# TASK DIRECTIONS
Find each line with the string "JSON" and copy it.

# RECORDS TO PROCESS
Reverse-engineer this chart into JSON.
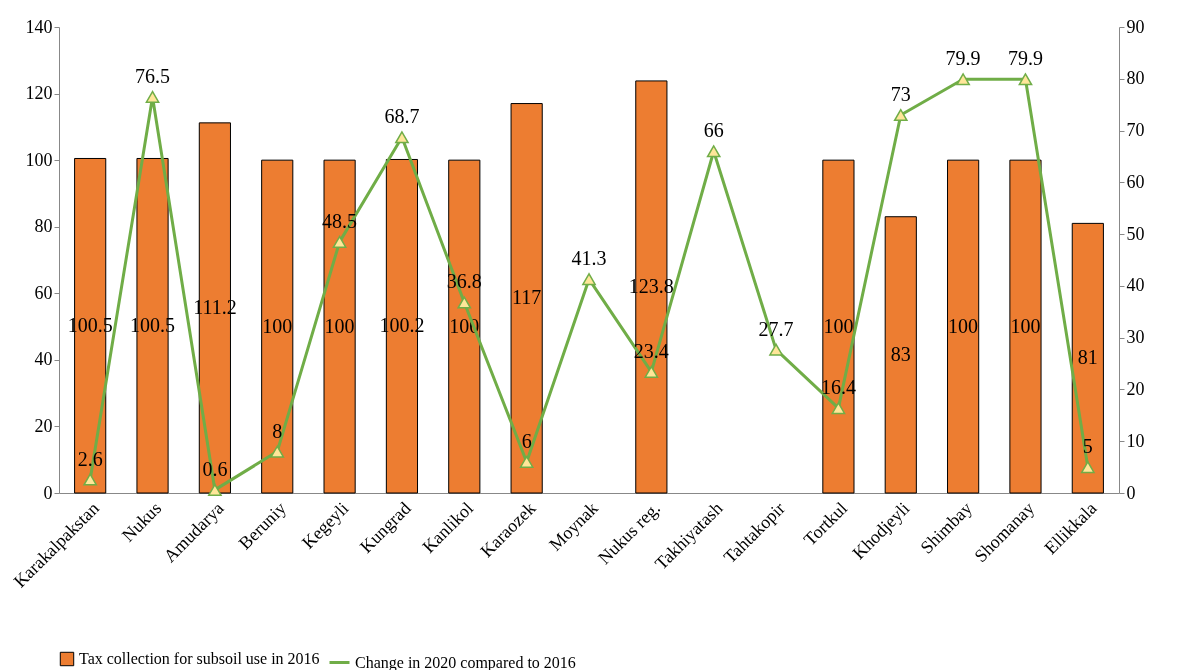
{
  "chart_data": {
    "type": "bar",
    "categories": [
      "Karakalpakstan",
      "Nukus",
      "Amudarya",
      "Beruniy",
      "Kegeyli",
      "Kungrad",
      "Kanlikol",
      "Karaozek",
      "Moynak",
      "Nukus reg.",
      "Takhiyatash",
      "Tahtakopir",
      "Tortkul",
      "Khodjeyli",
      "Shimbay",
      "Shomanay",
      "Ellikkala"
    ],
    "series": [
      {
        "name": "Tax collection for subsoil use in 2016",
        "color": "#ed7d31",
        "values": [
          100.5,
          100.5,
          111.2,
          100,
          100,
          100.2,
          100,
          117,
          null,
          123.8,
          null,
          null,
          100,
          83,
          100,
          100,
          81
        ]
      },
      {
        "name": "Change in 2020 compared to 2016",
        "type": "line",
        "axis": "y2",
        "color": "#70ad47",
        "marker": "triangle",
        "values": [
          2.6,
          76.5,
          0.6,
          8,
          48.5,
          68.7,
          36.8,
          6,
          41.3,
          23.4,
          66,
          27.7,
          16.4,
          73,
          79.9,
          79.9,
          5
        ]
      }
    ],
    "ylim": [
      0,
      140
    ],
    "yticks": [
      0,
      20,
      40,
      60,
      80,
      100,
      120,
      140
    ],
    "y2lim": [
      0,
      90
    ],
    "y2ticks": [
      0,
      10,
      20,
      30,
      40,
      50,
      60,
      70,
      80,
      90
    ],
    "data_labels": true,
    "legend": "bottom",
    "grid": false
  }
}
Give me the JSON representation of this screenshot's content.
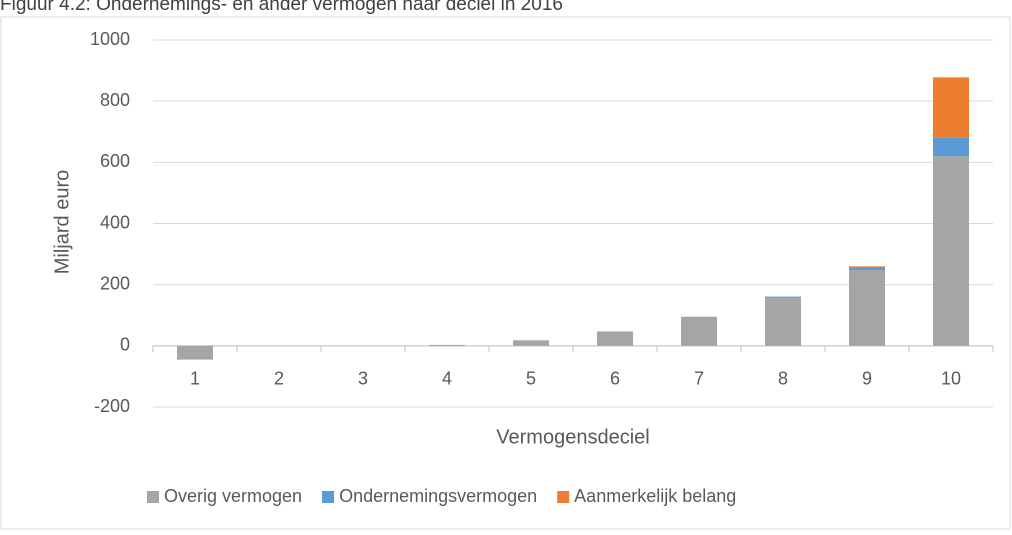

# REPLY TO THE EXERCISE
Reverse-engineer this chart into JSON.
Give me the JSON representation of this screenshot's content.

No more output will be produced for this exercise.